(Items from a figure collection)
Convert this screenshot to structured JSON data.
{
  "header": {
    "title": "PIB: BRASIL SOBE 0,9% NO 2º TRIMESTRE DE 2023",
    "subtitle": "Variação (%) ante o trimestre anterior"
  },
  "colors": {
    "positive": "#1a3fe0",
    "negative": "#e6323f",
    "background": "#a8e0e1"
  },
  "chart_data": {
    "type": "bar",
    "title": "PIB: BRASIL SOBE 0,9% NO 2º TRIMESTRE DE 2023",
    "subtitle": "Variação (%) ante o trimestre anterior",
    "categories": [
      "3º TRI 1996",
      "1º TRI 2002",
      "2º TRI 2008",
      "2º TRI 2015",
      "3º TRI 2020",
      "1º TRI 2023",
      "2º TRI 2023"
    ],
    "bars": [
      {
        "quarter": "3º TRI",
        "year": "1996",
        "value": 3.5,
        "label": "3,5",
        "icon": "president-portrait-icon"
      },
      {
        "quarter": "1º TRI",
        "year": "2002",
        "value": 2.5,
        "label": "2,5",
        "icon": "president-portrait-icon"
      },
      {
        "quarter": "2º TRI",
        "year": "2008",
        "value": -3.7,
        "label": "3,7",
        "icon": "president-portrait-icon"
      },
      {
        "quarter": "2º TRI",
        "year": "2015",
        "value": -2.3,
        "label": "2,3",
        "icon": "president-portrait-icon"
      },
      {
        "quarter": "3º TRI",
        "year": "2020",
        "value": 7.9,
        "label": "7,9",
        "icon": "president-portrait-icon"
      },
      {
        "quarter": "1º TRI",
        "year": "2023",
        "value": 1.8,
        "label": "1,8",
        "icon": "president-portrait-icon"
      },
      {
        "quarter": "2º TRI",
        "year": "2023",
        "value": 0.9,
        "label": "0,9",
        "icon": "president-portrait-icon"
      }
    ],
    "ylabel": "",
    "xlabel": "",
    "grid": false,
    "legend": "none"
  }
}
---
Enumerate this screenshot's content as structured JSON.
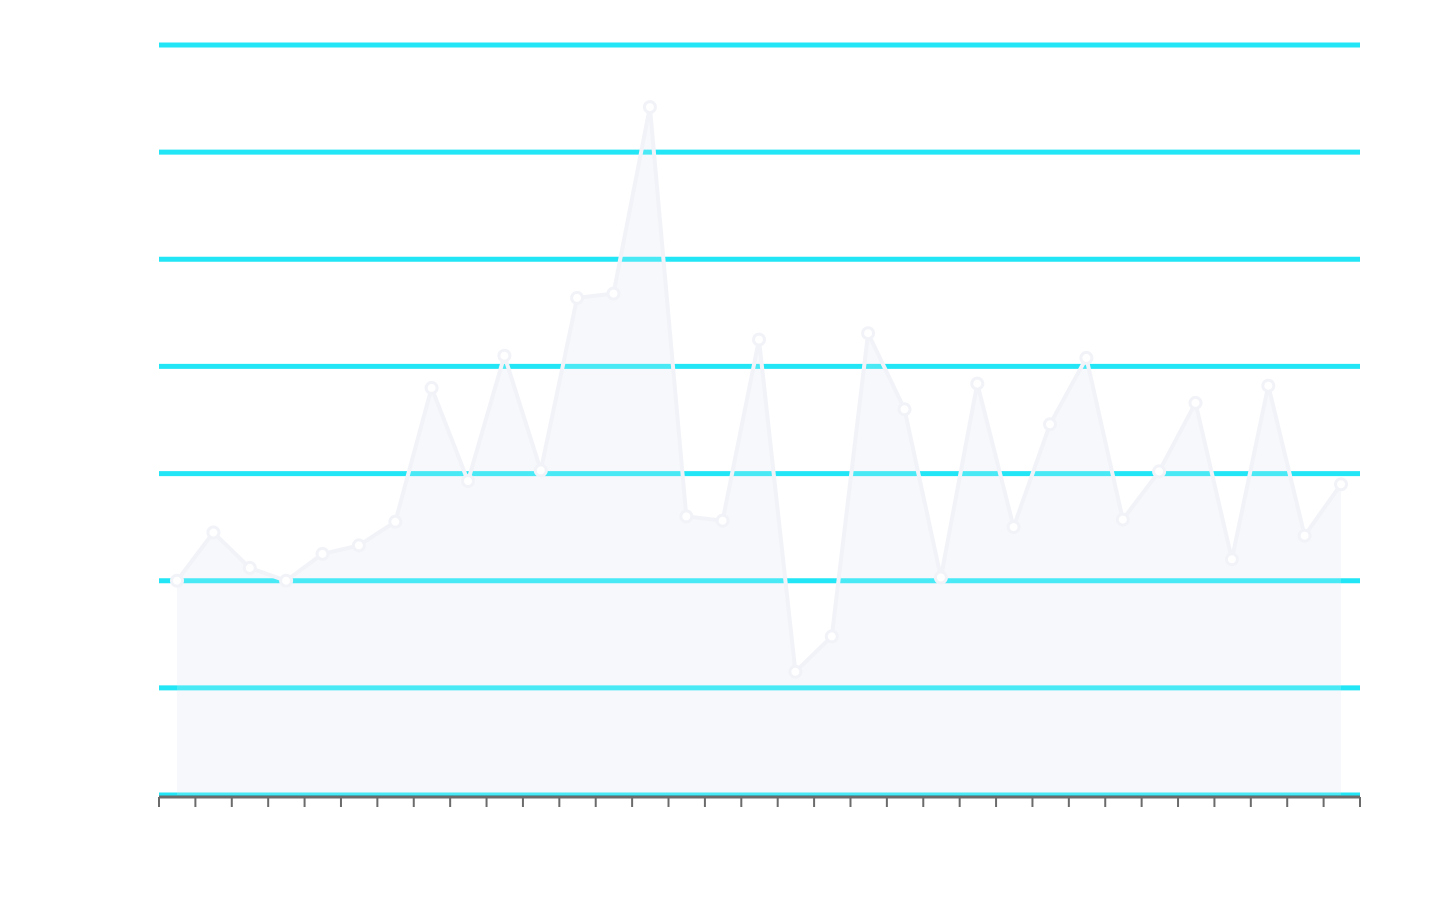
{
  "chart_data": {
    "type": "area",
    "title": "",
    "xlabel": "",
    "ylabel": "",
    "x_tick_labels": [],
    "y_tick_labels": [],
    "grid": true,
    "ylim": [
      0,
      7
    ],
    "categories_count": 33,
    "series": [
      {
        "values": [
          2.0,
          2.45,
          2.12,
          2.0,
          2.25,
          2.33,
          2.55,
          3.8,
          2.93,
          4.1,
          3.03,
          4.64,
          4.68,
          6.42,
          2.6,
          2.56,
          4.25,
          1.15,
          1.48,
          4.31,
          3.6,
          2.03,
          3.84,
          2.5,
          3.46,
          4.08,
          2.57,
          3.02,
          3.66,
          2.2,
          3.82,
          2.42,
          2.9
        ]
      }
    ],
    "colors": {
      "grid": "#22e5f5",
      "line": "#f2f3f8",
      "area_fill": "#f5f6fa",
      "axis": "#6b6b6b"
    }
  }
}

Stated exercise ▸
Determine how many lines include the string "this". Give no answer but the number.

Written solution ▸
2